▶ _What you have to do_: Write out, word for word, only the lines from the one containing "Give me a plain-text" through the final line of the data.

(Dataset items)
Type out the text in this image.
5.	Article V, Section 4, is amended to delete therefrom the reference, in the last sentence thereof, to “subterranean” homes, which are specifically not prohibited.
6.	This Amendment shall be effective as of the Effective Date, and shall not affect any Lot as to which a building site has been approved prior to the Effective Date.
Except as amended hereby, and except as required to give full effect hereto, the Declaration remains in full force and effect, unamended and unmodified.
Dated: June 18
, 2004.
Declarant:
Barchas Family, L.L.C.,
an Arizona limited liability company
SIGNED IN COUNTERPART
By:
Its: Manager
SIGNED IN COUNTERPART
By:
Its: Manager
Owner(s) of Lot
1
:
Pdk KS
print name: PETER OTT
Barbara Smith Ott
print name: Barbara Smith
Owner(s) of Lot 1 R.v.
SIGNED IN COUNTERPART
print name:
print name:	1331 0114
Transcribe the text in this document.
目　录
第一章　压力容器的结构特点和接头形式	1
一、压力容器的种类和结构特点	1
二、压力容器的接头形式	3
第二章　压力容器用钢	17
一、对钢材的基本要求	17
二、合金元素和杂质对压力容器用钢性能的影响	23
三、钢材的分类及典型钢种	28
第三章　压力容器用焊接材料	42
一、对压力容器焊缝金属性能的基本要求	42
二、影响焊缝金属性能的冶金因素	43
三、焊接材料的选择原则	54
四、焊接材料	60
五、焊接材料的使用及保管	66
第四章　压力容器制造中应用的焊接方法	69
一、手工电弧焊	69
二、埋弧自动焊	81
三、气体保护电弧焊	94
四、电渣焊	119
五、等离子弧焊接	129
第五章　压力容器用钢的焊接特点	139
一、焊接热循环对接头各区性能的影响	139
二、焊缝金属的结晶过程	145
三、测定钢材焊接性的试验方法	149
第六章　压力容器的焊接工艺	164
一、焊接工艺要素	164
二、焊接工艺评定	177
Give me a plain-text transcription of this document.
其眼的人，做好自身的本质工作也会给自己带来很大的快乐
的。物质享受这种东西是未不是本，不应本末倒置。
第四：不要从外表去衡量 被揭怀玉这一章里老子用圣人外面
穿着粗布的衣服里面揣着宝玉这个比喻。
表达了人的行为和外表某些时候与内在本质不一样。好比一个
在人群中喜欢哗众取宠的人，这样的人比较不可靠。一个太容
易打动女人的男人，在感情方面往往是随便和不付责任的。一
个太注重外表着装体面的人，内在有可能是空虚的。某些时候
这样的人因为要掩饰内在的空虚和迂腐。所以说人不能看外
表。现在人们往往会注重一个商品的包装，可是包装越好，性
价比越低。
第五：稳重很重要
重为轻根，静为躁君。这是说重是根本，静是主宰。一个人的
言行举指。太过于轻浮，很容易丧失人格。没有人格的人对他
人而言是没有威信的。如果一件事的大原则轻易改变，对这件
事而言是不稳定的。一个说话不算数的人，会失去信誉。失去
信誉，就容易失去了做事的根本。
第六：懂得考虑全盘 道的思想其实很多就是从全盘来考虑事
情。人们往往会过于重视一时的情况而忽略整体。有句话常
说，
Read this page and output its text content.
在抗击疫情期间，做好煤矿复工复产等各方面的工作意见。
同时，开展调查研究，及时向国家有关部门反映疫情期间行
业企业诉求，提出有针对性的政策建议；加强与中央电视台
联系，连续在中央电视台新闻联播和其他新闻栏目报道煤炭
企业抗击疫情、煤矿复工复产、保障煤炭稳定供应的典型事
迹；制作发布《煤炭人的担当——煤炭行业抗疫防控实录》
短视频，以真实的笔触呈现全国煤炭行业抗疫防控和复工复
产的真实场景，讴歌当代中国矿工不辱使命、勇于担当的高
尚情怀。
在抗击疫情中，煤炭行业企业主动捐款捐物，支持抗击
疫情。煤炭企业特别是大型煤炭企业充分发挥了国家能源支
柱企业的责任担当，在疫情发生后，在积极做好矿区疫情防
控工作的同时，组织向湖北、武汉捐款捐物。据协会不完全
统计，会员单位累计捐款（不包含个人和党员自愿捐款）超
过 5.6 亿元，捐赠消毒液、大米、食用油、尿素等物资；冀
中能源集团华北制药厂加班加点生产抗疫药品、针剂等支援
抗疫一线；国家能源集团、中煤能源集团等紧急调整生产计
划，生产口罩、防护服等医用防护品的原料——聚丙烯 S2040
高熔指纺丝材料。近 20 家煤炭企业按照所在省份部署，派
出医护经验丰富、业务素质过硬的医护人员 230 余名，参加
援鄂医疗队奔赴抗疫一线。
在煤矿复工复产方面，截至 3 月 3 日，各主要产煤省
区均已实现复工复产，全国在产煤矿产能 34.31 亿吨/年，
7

▶ _Final answer_:
Give me a plain-text transcription of this document.
其眼的人，做好自身的本质工作也会给自己带来很大的快乐
的。物质享受这种东西是未不是本，不应本末倒置。
第四：不要从外表去衡量 被揭怀玉这一章里老子用圣人外面
穿着粗布的衣服里面揣着宝玉这个比喻。
表达了人的行为和外表某些时候与内在本质不一样。好比一个
在人群中喜欢哗众取宠的人，这样的人比较不可靠。一个太容
易打动女人的男人，在感情方面往往是随便和不付责任的。一
个太注重外表着装体面的人，内在有可能是空虚的。某些时候
这样的人因为要掩饰内在的空虚和迂腐。所以说人不能看外
表。现在人们往往会注重一个商品的包装，可是包装越好，性
价比越低。
第五：稳重很重要
重为轻根，静为躁君。这是说重是根本，静是主宰。一个人的
言行举指。太过于轻浮，很容易丧失人格。没有人格的人对他
人而言是没有威信的。如果一件事的大原则轻易改变，对这件
事而言是不稳定的。一个说话不算数的人，会失去信誉。失去
信誉，就容易失去了做事的根本。
第六：懂得考虑全盘 道的思想其实很多就是从全盘来考虑事
情。人们往往会过于重视一时的情况而忽略整体。有句话常
说，
Read this page and output its text content.
在抗击疫情期间，做好煤矿复工复产等各方面的工作意见。
同时，开展调查研究，及时向国家有关部门反映疫情期间行
业企业诉求，提出有针对性的政策建议；加强与中央电视台
联系，连续在中央电视台新闻联播和其他新闻栏目报道煤炭
企业抗击疫情、煤矿复工复产、保障煤炭稳定供应的典型事
迹；制作发布《煤炭人的担当——煤炭行业抗疫防控实录》
短视频，以真实的笔触呈现全国煤炭行业抗疫防控和复工复
产的真实场景，讴歌当代中国矿工不辱使命、勇于担当的高
尚情怀。
在抗击疫情中，煤炭行业企业主动捐款捐物，支持抗击
疫情。煤炭企业特别是大型煤炭企业充分发挥了国家能源支
柱企业的责任担当，在疫情发生后，在积极做好矿区疫情防
控工作的同时，组织向湖北、武汉捐款捐物。据协会不完全
统计，会员单位累计捐款（不包含个人和党员自愿捐款）超
过 5.6 亿元，捐赠消毒液、大米、食用油、尿素等物资；冀
中能源集团华北制药厂加班加点生产抗疫药品、针剂等支援
抗疫一线；国家能源集团、中煤能源集团等紧急调整生产计
划，生产口罩、防护服等医用防护品的原料——聚丙烯 S2040
高熔指纺丝材料。近 20 家煤炭企业按照所在省份部署，派
出医护经验丰富、业务素质过硬的医护人员 230 余名，参加
援鄂医疗队奔赴抗疫一线。
在煤矿复工复产方面，截至 3 月 3 日，各主要产煤省
区均已实现复工复产，全国在产煤矿产能 34.31 亿吨/年，
7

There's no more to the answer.